— STATED PROBLEM —
Leaving out every picture, quote the data below exactly as it appears.

* START DATA ROWS *

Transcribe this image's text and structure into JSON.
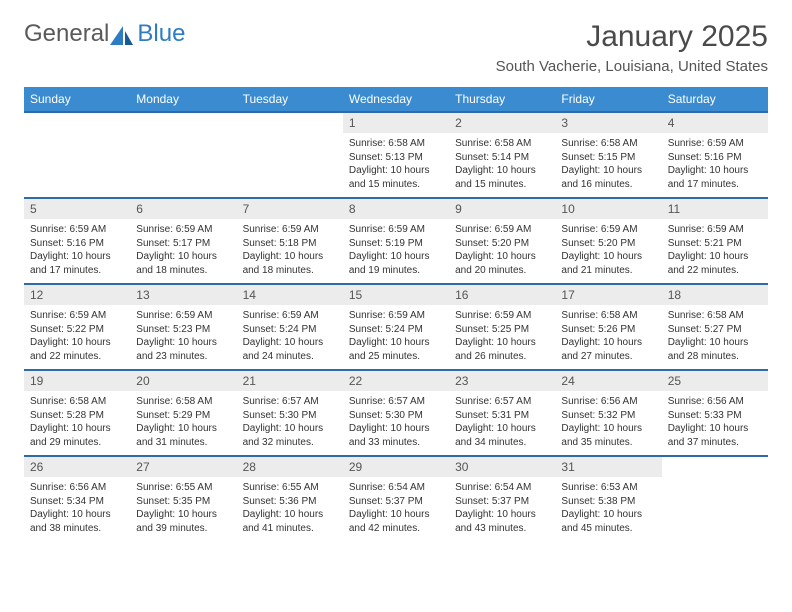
{
  "brand": {
    "part1": "General",
    "part2": "Blue"
  },
  "title": {
    "month": "January 2025",
    "location": "South Vacherie, Louisiana, United States"
  },
  "colors": {
    "header_bg": "#3b8bd0",
    "row_border": "#2e6ba8",
    "daynum_bg": "#ececec",
    "logo_blue": "#2e7cc4"
  },
  "weekdays": [
    "Sunday",
    "Monday",
    "Tuesday",
    "Wednesday",
    "Thursday",
    "Friday",
    "Saturday"
  ],
  "weeks": [
    [
      null,
      null,
      null,
      {
        "n": "1",
        "sr": "6:58 AM",
        "ss": "5:13 PM",
        "dl": "10 hours and 15 minutes."
      },
      {
        "n": "2",
        "sr": "6:58 AM",
        "ss": "5:14 PM",
        "dl": "10 hours and 15 minutes."
      },
      {
        "n": "3",
        "sr": "6:58 AM",
        "ss": "5:15 PM",
        "dl": "10 hours and 16 minutes."
      },
      {
        "n": "4",
        "sr": "6:59 AM",
        "ss": "5:16 PM",
        "dl": "10 hours and 17 minutes."
      }
    ],
    [
      {
        "n": "5",
        "sr": "6:59 AM",
        "ss": "5:16 PM",
        "dl": "10 hours and 17 minutes."
      },
      {
        "n": "6",
        "sr": "6:59 AM",
        "ss": "5:17 PM",
        "dl": "10 hours and 18 minutes."
      },
      {
        "n": "7",
        "sr": "6:59 AM",
        "ss": "5:18 PM",
        "dl": "10 hours and 18 minutes."
      },
      {
        "n": "8",
        "sr": "6:59 AM",
        "ss": "5:19 PM",
        "dl": "10 hours and 19 minutes."
      },
      {
        "n": "9",
        "sr": "6:59 AM",
        "ss": "5:20 PM",
        "dl": "10 hours and 20 minutes."
      },
      {
        "n": "10",
        "sr": "6:59 AM",
        "ss": "5:20 PM",
        "dl": "10 hours and 21 minutes."
      },
      {
        "n": "11",
        "sr": "6:59 AM",
        "ss": "5:21 PM",
        "dl": "10 hours and 22 minutes."
      }
    ],
    [
      {
        "n": "12",
        "sr": "6:59 AM",
        "ss": "5:22 PM",
        "dl": "10 hours and 22 minutes."
      },
      {
        "n": "13",
        "sr": "6:59 AM",
        "ss": "5:23 PM",
        "dl": "10 hours and 23 minutes."
      },
      {
        "n": "14",
        "sr": "6:59 AM",
        "ss": "5:24 PM",
        "dl": "10 hours and 24 minutes."
      },
      {
        "n": "15",
        "sr": "6:59 AM",
        "ss": "5:24 PM",
        "dl": "10 hours and 25 minutes."
      },
      {
        "n": "16",
        "sr": "6:59 AM",
        "ss": "5:25 PM",
        "dl": "10 hours and 26 minutes."
      },
      {
        "n": "17",
        "sr": "6:58 AM",
        "ss": "5:26 PM",
        "dl": "10 hours and 27 minutes."
      },
      {
        "n": "18",
        "sr": "6:58 AM",
        "ss": "5:27 PM",
        "dl": "10 hours and 28 minutes."
      }
    ],
    [
      {
        "n": "19",
        "sr": "6:58 AM",
        "ss": "5:28 PM",
        "dl": "10 hours and 29 minutes."
      },
      {
        "n": "20",
        "sr": "6:58 AM",
        "ss": "5:29 PM",
        "dl": "10 hours and 31 minutes."
      },
      {
        "n": "21",
        "sr": "6:57 AM",
        "ss": "5:30 PM",
        "dl": "10 hours and 32 minutes."
      },
      {
        "n": "22",
        "sr": "6:57 AM",
        "ss": "5:30 PM",
        "dl": "10 hours and 33 minutes."
      },
      {
        "n": "23",
        "sr": "6:57 AM",
        "ss": "5:31 PM",
        "dl": "10 hours and 34 minutes."
      },
      {
        "n": "24",
        "sr": "6:56 AM",
        "ss": "5:32 PM",
        "dl": "10 hours and 35 minutes."
      },
      {
        "n": "25",
        "sr": "6:56 AM",
        "ss": "5:33 PM",
        "dl": "10 hours and 37 minutes."
      }
    ],
    [
      {
        "n": "26",
        "sr": "6:56 AM",
        "ss": "5:34 PM",
        "dl": "10 hours and 38 minutes."
      },
      {
        "n": "27",
        "sr": "6:55 AM",
        "ss": "5:35 PM",
        "dl": "10 hours and 39 minutes."
      },
      {
        "n": "28",
        "sr": "6:55 AM",
        "ss": "5:36 PM",
        "dl": "10 hours and 41 minutes."
      },
      {
        "n": "29",
        "sr": "6:54 AM",
        "ss": "5:37 PM",
        "dl": "10 hours and 42 minutes."
      },
      {
        "n": "30",
        "sr": "6:54 AM",
        "ss": "5:37 PM",
        "dl": "10 hours and 43 minutes."
      },
      {
        "n": "31",
        "sr": "6:53 AM",
        "ss": "5:38 PM",
        "dl": "10 hours and 45 minutes."
      },
      null
    ]
  ],
  "labels": {
    "sunrise": "Sunrise:",
    "sunset": "Sunset:",
    "daylight": "Daylight:"
  }
}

* END DATA ROWS *

— ANSWER BELOW —
Transcribe this image's text and structure into JSON.
{
  "brand": {
    "part1": "General",
    "part2": "Blue"
  },
  "title": {
    "month": "January 2025",
    "location": "South Vacherie, Louisiana, United States"
  },
  "colors": {
    "header_bg": "#3b8bd0",
    "row_border": "#2e6ba8",
    "daynum_bg": "#ececec",
    "logo_blue": "#2e7cc4"
  },
  "weekdays": [
    "Sunday",
    "Monday",
    "Tuesday",
    "Wednesday",
    "Thursday",
    "Friday",
    "Saturday"
  ],
  "weeks": [
    [
      null,
      null,
      null,
      {
        "n": "1",
        "sr": "6:58 AM",
        "ss": "5:13 PM",
        "dl": "10 hours and 15 minutes."
      },
      {
        "n": "2",
        "sr": "6:58 AM",
        "ss": "5:14 PM",
        "dl": "10 hours and 15 minutes."
      },
      {
        "n": "3",
        "sr": "6:58 AM",
        "ss": "5:15 PM",
        "dl": "10 hours and 16 minutes."
      },
      {
        "n": "4",
        "sr": "6:59 AM",
        "ss": "5:16 PM",
        "dl": "10 hours and 17 minutes."
      }
    ],
    [
      {
        "n": "5",
        "sr": "6:59 AM",
        "ss": "5:16 PM",
        "dl": "10 hours and 17 minutes."
      },
      {
        "n": "6",
        "sr": "6:59 AM",
        "ss": "5:17 PM",
        "dl": "10 hours and 18 minutes."
      },
      {
        "n": "7",
        "sr": "6:59 AM",
        "ss": "5:18 PM",
        "dl": "10 hours and 18 minutes."
      },
      {
        "n": "8",
        "sr": "6:59 AM",
        "ss": "5:19 PM",
        "dl": "10 hours and 19 minutes."
      },
      {
        "n": "9",
        "sr": "6:59 AM",
        "ss": "5:20 PM",
        "dl": "10 hours and 20 minutes."
      },
      {
        "n": "10",
        "sr": "6:59 AM",
        "ss": "5:20 PM",
        "dl": "10 hours and 21 minutes."
      },
      {
        "n": "11",
        "sr": "6:59 AM",
        "ss": "5:21 PM",
        "dl": "10 hours and 22 minutes."
      }
    ],
    [
      {
        "n": "12",
        "sr": "6:59 AM",
        "ss": "5:22 PM",
        "dl": "10 hours and 22 minutes."
      },
      {
        "n": "13",
        "sr": "6:59 AM",
        "ss": "5:23 PM",
        "dl": "10 hours and 23 minutes."
      },
      {
        "n": "14",
        "sr": "6:59 AM",
        "ss": "5:24 PM",
        "dl": "10 hours and 24 minutes."
      },
      {
        "n": "15",
        "sr": "6:59 AM",
        "ss": "5:24 PM",
        "dl": "10 hours and 25 minutes."
      },
      {
        "n": "16",
        "sr": "6:59 AM",
        "ss": "5:25 PM",
        "dl": "10 hours and 26 minutes."
      },
      {
        "n": "17",
        "sr": "6:58 AM",
        "ss": "5:26 PM",
        "dl": "10 hours and 27 minutes."
      },
      {
        "n": "18",
        "sr": "6:58 AM",
        "ss": "5:27 PM",
        "dl": "10 hours and 28 minutes."
      }
    ],
    [
      {
        "n": "19",
        "sr": "6:58 AM",
        "ss": "5:28 PM",
        "dl": "10 hours and 29 minutes."
      },
      {
        "n": "20",
        "sr": "6:58 AM",
        "ss": "5:29 PM",
        "dl": "10 hours and 31 minutes."
      },
      {
        "n": "21",
        "sr": "6:57 AM",
        "ss": "5:30 PM",
        "dl": "10 hours and 32 minutes."
      },
      {
        "n": "22",
        "sr": "6:57 AM",
        "ss": "5:30 PM",
        "dl": "10 hours and 33 minutes."
      },
      {
        "n": "23",
        "sr": "6:57 AM",
        "ss": "5:31 PM",
        "dl": "10 hours and 34 minutes."
      },
      {
        "n": "24",
        "sr": "6:56 AM",
        "ss": "5:32 PM",
        "dl": "10 hours and 35 minutes."
      },
      {
        "n": "25",
        "sr": "6:56 AM",
        "ss": "5:33 PM",
        "dl": "10 hours and 37 minutes."
      }
    ],
    [
      {
        "n": "26",
        "sr": "6:56 AM",
        "ss": "5:34 PM",
        "dl": "10 hours and 38 minutes."
      },
      {
        "n": "27",
        "sr": "6:55 AM",
        "ss": "5:35 PM",
        "dl": "10 hours and 39 minutes."
      },
      {
        "n": "28",
        "sr": "6:55 AM",
        "ss": "5:36 PM",
        "dl": "10 hours and 41 minutes."
      },
      {
        "n": "29",
        "sr": "6:54 AM",
        "ss": "5:37 PM",
        "dl": "10 hours and 42 minutes."
      },
      {
        "n": "30",
        "sr": "6:54 AM",
        "ss": "5:37 PM",
        "dl": "10 hours and 43 minutes."
      },
      {
        "n": "31",
        "sr": "6:53 AM",
        "ss": "5:38 PM",
        "dl": "10 hours and 45 minutes."
      },
      null
    ]
  ],
  "labels": {
    "sunrise": "Sunrise:",
    "sunset": "Sunset:",
    "daylight": "Daylight:"
  }
}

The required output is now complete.